* BEGIN Listed records *
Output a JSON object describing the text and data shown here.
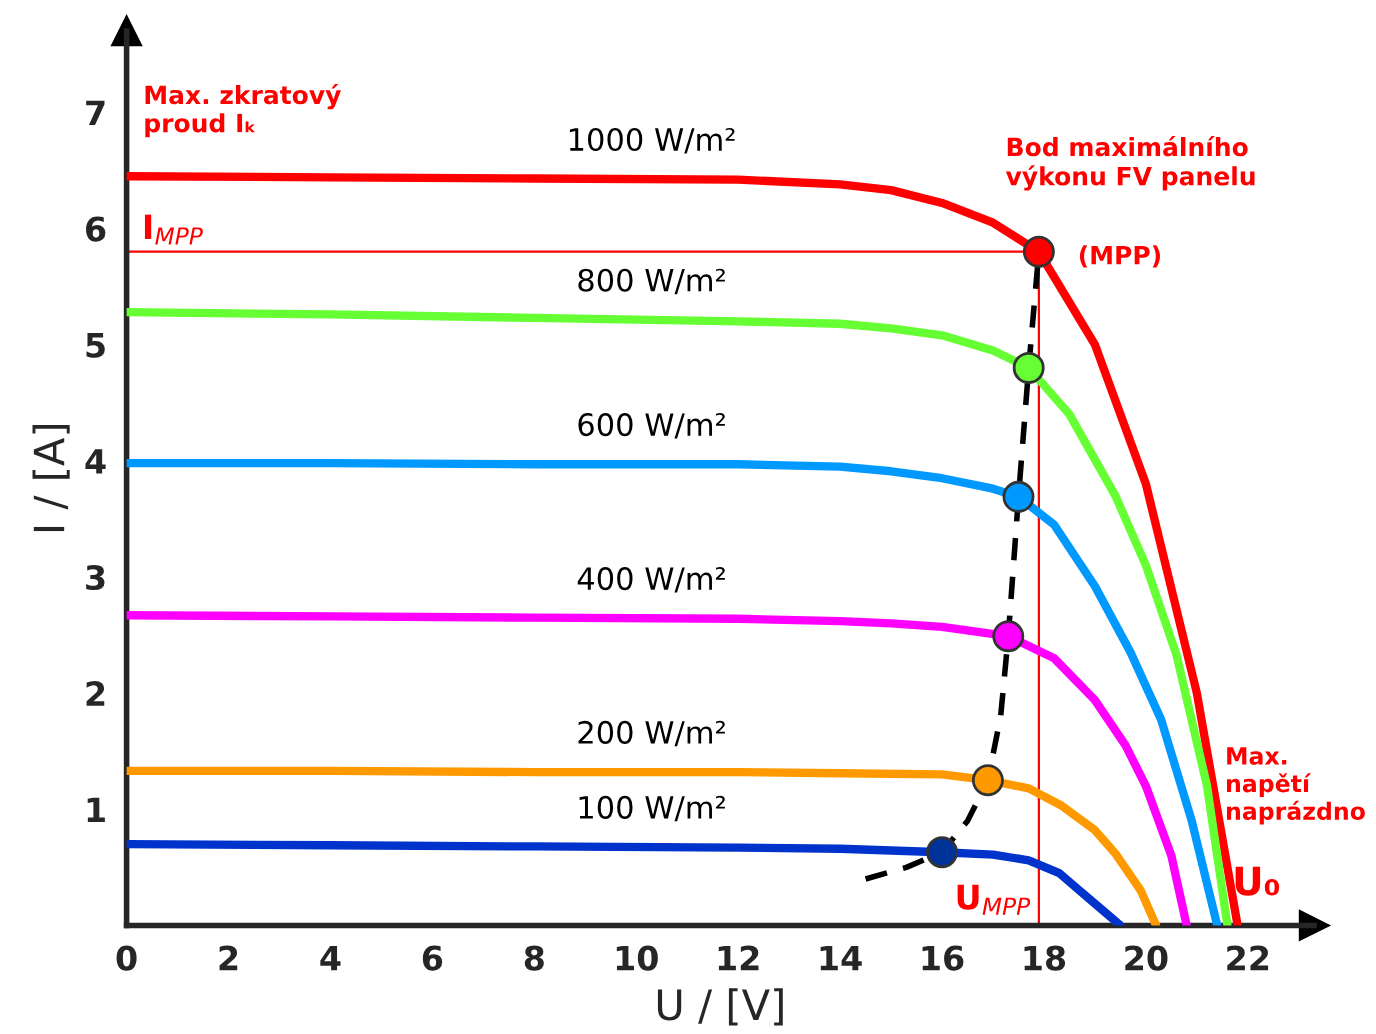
{
  "chart_data": {
    "type": "line",
    "xlabel": "U / [V]",
    "ylabel": "I / [A]",
    "xlim": [
      0,
      23.3
    ],
    "ylim": [
      0,
      7.7
    ],
    "xticks": [
      0,
      2,
      4,
      6,
      8,
      10,
      12,
      14,
      16,
      18,
      20,
      22
    ],
    "yticks": [
      1,
      2,
      3,
      4,
      5,
      6,
      7
    ],
    "grid": false,
    "legend": false,
    "marker": "none",
    "line_style": "solid",
    "series": [
      {
        "name": "1000 W/m²",
        "color": "#ff0000",
        "x": [
          0,
          4,
          8,
          12,
          14,
          15,
          16,
          17,
          17.9,
          19,
          20,
          21,
          21.8
        ],
        "values": [
          6.45,
          6.44,
          6.43,
          6.42,
          6.38,
          6.33,
          6.22,
          6.05,
          5.8,
          5.0,
          3.8,
          2.0,
          0
        ]
      },
      {
        "name": "800 W/m²",
        "color": "#66ff33",
        "x": [
          0,
          4,
          8,
          12,
          14,
          15,
          16,
          17,
          17.7,
          18.5,
          19.4,
          20,
          20.6,
          21.2,
          21.6
        ],
        "values": [
          5.28,
          5.26,
          5.23,
          5.2,
          5.18,
          5.14,
          5.08,
          4.95,
          4.8,
          4.4,
          3.7,
          3.1,
          2.33,
          1.2,
          0
        ]
      },
      {
        "name": "600 W/m²",
        "color": "#0099ff",
        "x": [
          0,
          4,
          8,
          12,
          14,
          15,
          16,
          17,
          17.5,
          18.2,
          19,
          19.7,
          20.3,
          20.9,
          21.4
        ],
        "values": [
          3.98,
          3.98,
          3.97,
          3.97,
          3.95,
          3.91,
          3.85,
          3.76,
          3.69,
          3.45,
          2.92,
          2.35,
          1.77,
          0.9,
          0
        ]
      },
      {
        "name": "400 W/m²",
        "color": "#ff00ff",
        "x": [
          0,
          4,
          8,
          12,
          14,
          15,
          16,
          17.3,
          18.2,
          19,
          19.6,
          20,
          20.5,
          20.8
        ],
        "values": [
          2.67,
          2.66,
          2.65,
          2.64,
          2.62,
          2.6,
          2.57,
          2.49,
          2.3,
          1.94,
          1.55,
          1.2,
          0.6,
          0
        ]
      },
      {
        "name": "200 W/m²",
        "color": "#ff9900",
        "x": [
          0,
          4,
          8,
          12,
          14,
          16,
          16.9,
          17.7,
          18.35,
          19,
          19.4,
          19.9,
          20.2
        ],
        "values": [
          1.33,
          1.33,
          1.32,
          1.32,
          1.31,
          1.3,
          1.25,
          1.18,
          1.03,
          0.82,
          0.62,
          0.3,
          0
        ]
      },
      {
        "name": "100 W/m²",
        "color": "#0033cc",
        "x": [
          0,
          4,
          8,
          12,
          14,
          16,
          17,
          17.7,
          18.3,
          18.7,
          19.1,
          19.5
        ],
        "values": [
          0.7,
          0.69,
          0.68,
          0.67,
          0.66,
          0.63,
          0.61,
          0.56,
          0.45,
          0.3,
          0.15,
          0
        ]
      },
      {
        "color": "#000000",
        "line_style": "dashed",
        "x": [
          14.5,
          15.3,
          16,
          16.5,
          16.9,
          17.15,
          17.3,
          17.5,
          17.7,
          17.9
        ],
        "values": [
          0.4,
          0.5,
          0.63,
          0.9,
          1.25,
          1.8,
          2.49,
          3.69,
          4.8,
          5.8
        ]
      },
      {
        "type": "scatter",
        "marker": "circle",
        "x": [
          17.9,
          17.7,
          17.5,
          17.3,
          16.9,
          16.0
        ],
        "values": [
          5.8,
          4.8,
          3.69,
          2.49,
          1.25,
          0.63
        ],
        "colors": [
          "#ff0000",
          "#66ff33",
          "#0099ff",
          "#ff00ff",
          "#ff9900",
          "#003399"
        ]
      }
    ],
    "ref_lines": [
      {
        "axis": "y",
        "value": 5.8,
        "label": "I$_{MPP}$",
        "color": "#ff0000"
      },
      {
        "axis": "x",
        "value": 17.9,
        "label": "U$_{MPP}$",
        "color": "#ff0000"
      }
    ],
    "annotations": [
      {
        "text": "Max. zkratový\nproud Iₖ",
        "x": 0,
        "y": 6.45
      },
      {
        "text": "Bod maximálního\nvýkonu FV panelu",
        "x": 17.9,
        "y": 5.8
      },
      {
        "text": "(MPP)",
        "x": 17.9,
        "y": 5.8
      },
      "Max.\nnapětí\nnaprázdno",
      {
        "text": "U₀",
        "x": 21.8,
        "y": 0
      }
    ]
  }
}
* END Listed records *
*Instructions to follow*.
Output every entry verbatim. Pictures do not belong in the copy.

*Worked answer*.
Output a JSON object describing the text and data shown here.
{
  "chart_data": {
    "type": "line",
    "xlabel": "U / [V]",
    "ylabel": "I / [A]",
    "xlim": [
      0,
      23.3
    ],
    "ylim": [
      0,
      7.7
    ],
    "xticks": [
      0,
      2,
      4,
      6,
      8,
      10,
      12,
      14,
      16,
      18,
      20,
      22
    ],
    "yticks": [
      1,
      2,
      3,
      4,
      5,
      6,
      7
    ],
    "grid": false,
    "legend": false,
    "marker": "none",
    "line_style": "solid",
    "series": [
      {
        "name": "1000 W/m²",
        "color": "#ff0000",
        "x": [
          0,
          4,
          8,
          12,
          14,
          15,
          16,
          17,
          17.9,
          19,
          20,
          21,
          21.8
        ],
        "values": [
          6.45,
          6.44,
          6.43,
          6.42,
          6.38,
          6.33,
          6.22,
          6.05,
          5.8,
          5.0,
          3.8,
          2.0,
          0
        ]
      },
      {
        "name": "800 W/m²",
        "color": "#66ff33",
        "x": [
          0,
          4,
          8,
          12,
          14,
          15,
          16,
          17,
          17.7,
          18.5,
          19.4,
          20,
          20.6,
          21.2,
          21.6
        ],
        "values": [
          5.28,
          5.26,
          5.23,
          5.2,
          5.18,
          5.14,
          5.08,
          4.95,
          4.8,
          4.4,
          3.7,
          3.1,
          2.33,
          1.2,
          0
        ]
      },
      {
        "name": "600 W/m²",
        "color": "#0099ff",
        "x": [
          0,
          4,
          8,
          12,
          14,
          15,
          16,
          17,
          17.5,
          18.2,
          19,
          19.7,
          20.3,
          20.9,
          21.4
        ],
        "values": [
          3.98,
          3.98,
          3.97,
          3.97,
          3.95,
          3.91,
          3.85,
          3.76,
          3.69,
          3.45,
          2.92,
          2.35,
          1.77,
          0.9,
          0
        ]
      },
      {
        "name": "400 W/m²",
        "color": "#ff00ff",
        "x": [
          0,
          4,
          8,
          12,
          14,
          15,
          16,
          17.3,
          18.2,
          19,
          19.6,
          20,
          20.5,
          20.8
        ],
        "values": [
          2.67,
          2.66,
          2.65,
          2.64,
          2.62,
          2.6,
          2.57,
          2.49,
          2.3,
          1.94,
          1.55,
          1.2,
          0.6,
          0
        ]
      },
      {
        "name": "200 W/m²",
        "color": "#ff9900",
        "x": [
          0,
          4,
          8,
          12,
          14,
          16,
          16.9,
          17.7,
          18.35,
          19,
          19.4,
          19.9,
          20.2
        ],
        "values": [
          1.33,
          1.33,
          1.32,
          1.32,
          1.31,
          1.3,
          1.25,
          1.18,
          1.03,
          0.82,
          0.62,
          0.3,
          0
        ]
      },
      {
        "name": "100 W/m²",
        "color": "#0033cc",
        "x": [
          0,
          4,
          8,
          12,
          14,
          16,
          17,
          17.7,
          18.3,
          18.7,
          19.1,
          19.5
        ],
        "values": [
          0.7,
          0.69,
          0.68,
          0.67,
          0.66,
          0.63,
          0.61,
          0.56,
          0.45,
          0.3,
          0.15,
          0
        ]
      },
      {
        "color": "#000000",
        "line_style": "dashed",
        "x": [
          14.5,
          15.3,
          16,
          16.5,
          16.9,
          17.15,
          17.3,
          17.5,
          17.7,
          17.9
        ],
        "values": [
          0.4,
          0.5,
          0.63,
          0.9,
          1.25,
          1.8,
          2.49,
          3.69,
          4.8,
          5.8
        ]
      },
      {
        "type": "scatter",
        "marker": "circle",
        "x": [
          17.9,
          17.7,
          17.5,
          17.3,
          16.9,
          16.0
        ],
        "values": [
          5.8,
          4.8,
          3.69,
          2.49,
          1.25,
          0.63
        ],
        "colors": [
          "#ff0000",
          "#66ff33",
          "#0099ff",
          "#ff00ff",
          "#ff9900",
          "#003399"
        ]
      }
    ],
    "ref_lines": [
      {
        "axis": "y",
        "value": 5.8,
        "label": "I$_{MPP}$",
        "color": "#ff0000"
      },
      {
        "axis": "x",
        "value": 17.9,
        "label": "U$_{MPP}$",
        "color": "#ff0000"
      }
    ],
    "annotations": [
      {
        "text": "Max. zkratový\nproud Iₖ",
        "x": 0,
        "y": 6.45
      },
      {
        "text": "Bod maximálního\nvýkonu FV panelu",
        "x": 17.9,
        "y": 5.8
      },
      {
        "text": "(MPP)",
        "x": 17.9,
        "y": 5.8
      },
      "Max.\nnapětí\nnaprázdno",
      {
        "text": "U₀",
        "x": 21.8,
        "y": 0
      }
    ]
  }
}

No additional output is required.